• **The task**:
Each line below must be set down exactly; omit any image you find.

• **Figure record extracts**:
※

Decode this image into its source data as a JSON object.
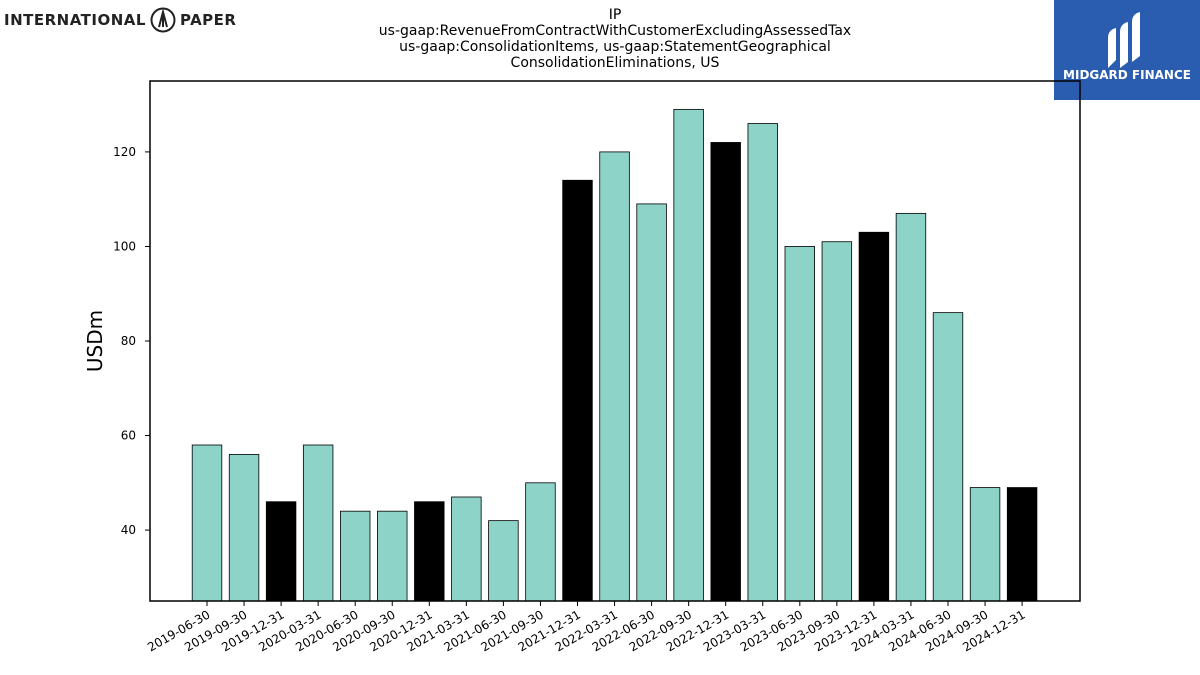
{
  "header": {
    "left_logo_text_1": "INTERNATIONAL",
    "left_logo_text_2": "PAPER",
    "right_logo_text": "MIDGARD FINANCE"
  },
  "chart_data": {
    "type": "bar",
    "title": [
      "IP",
      "us-gaap:RevenueFromContractWithCustomerExcludingAssessedTax",
      "us-gaap:ConsolidationItems, us-gaap:StatementGeographical",
      "ConsolidationEliminations, US"
    ],
    "xlabel": "",
    "ylabel": "USDm",
    "ylim": [
      25,
      135
    ],
    "yticks": [
      40,
      60,
      80,
      100,
      120
    ],
    "categories": [
      "2019-06-30",
      "2019-09-30",
      "2019-12-31",
      "2020-03-31",
      "2020-06-30",
      "2020-09-30",
      "2020-12-31",
      "2021-03-31",
      "2021-06-30",
      "2021-09-30",
      "2021-12-31",
      "2022-03-31",
      "2022-06-30",
      "2022-09-30",
      "2022-12-31",
      "2023-03-31",
      "2023-06-30",
      "2023-09-30",
      "2023-12-31",
      "2024-03-31",
      "2024-06-30",
      "2024-09-30",
      "2024-12-31"
    ],
    "values": [
      58,
      56,
      46,
      58,
      44,
      44,
      46,
      47,
      42,
      50,
      114,
      120,
      109,
      129,
      122,
      126,
      100,
      101,
      103,
      107,
      86,
      49,
      49
    ],
    "colors": [
      "#8dd3c7",
      "#8dd3c7",
      "#000000",
      "#8dd3c7",
      "#8dd3c7",
      "#8dd3c7",
      "#000000",
      "#8dd3c7",
      "#8dd3c7",
      "#8dd3c7",
      "#000000",
      "#8dd3c7",
      "#8dd3c7",
      "#8dd3c7",
      "#000000",
      "#8dd3c7",
      "#8dd3c7",
      "#8dd3c7",
      "#000000",
      "#8dd3c7",
      "#8dd3c7",
      "#8dd3c7",
      "#000000"
    ],
    "grid": false,
    "legend": "none"
  }
}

※

• **Answer to this task**:
Decode this image into its source data as a JSON object.
{
  "header": {
    "left_logo_text_1": "INTERNATIONAL",
    "left_logo_text_2": "PAPER",
    "right_logo_text": "MIDGARD FINANCE"
  },
  "chart_data": {
    "type": "bar",
    "title": [
      "IP",
      "us-gaap:RevenueFromContractWithCustomerExcludingAssessedTax",
      "us-gaap:ConsolidationItems, us-gaap:StatementGeographical",
      "ConsolidationEliminations, US"
    ],
    "xlabel": "",
    "ylabel": "USDm",
    "ylim": [
      25,
      135
    ],
    "yticks": [
      40,
      60,
      80,
      100,
      120
    ],
    "categories": [
      "2019-06-30",
      "2019-09-30",
      "2019-12-31",
      "2020-03-31",
      "2020-06-30",
      "2020-09-30",
      "2020-12-31",
      "2021-03-31",
      "2021-06-30",
      "2021-09-30",
      "2021-12-31",
      "2022-03-31",
      "2022-06-30",
      "2022-09-30",
      "2022-12-31",
      "2023-03-31",
      "2023-06-30",
      "2023-09-30",
      "2023-12-31",
      "2024-03-31",
      "2024-06-30",
      "2024-09-30",
      "2024-12-31"
    ],
    "values": [
      58,
      56,
      46,
      58,
      44,
      44,
      46,
      47,
      42,
      50,
      114,
      120,
      109,
      129,
      122,
      126,
      100,
      101,
      103,
      107,
      86,
      49,
      49
    ],
    "colors": [
      "#8dd3c7",
      "#8dd3c7",
      "#000000",
      "#8dd3c7",
      "#8dd3c7",
      "#8dd3c7",
      "#000000",
      "#8dd3c7",
      "#8dd3c7",
      "#8dd3c7",
      "#000000",
      "#8dd3c7",
      "#8dd3c7",
      "#8dd3c7",
      "#000000",
      "#8dd3c7",
      "#8dd3c7",
      "#8dd3c7",
      "#000000",
      "#8dd3c7",
      "#8dd3c7",
      "#8dd3c7",
      "#000000"
    ],
    "grid": false,
    "legend": "none"
  }
}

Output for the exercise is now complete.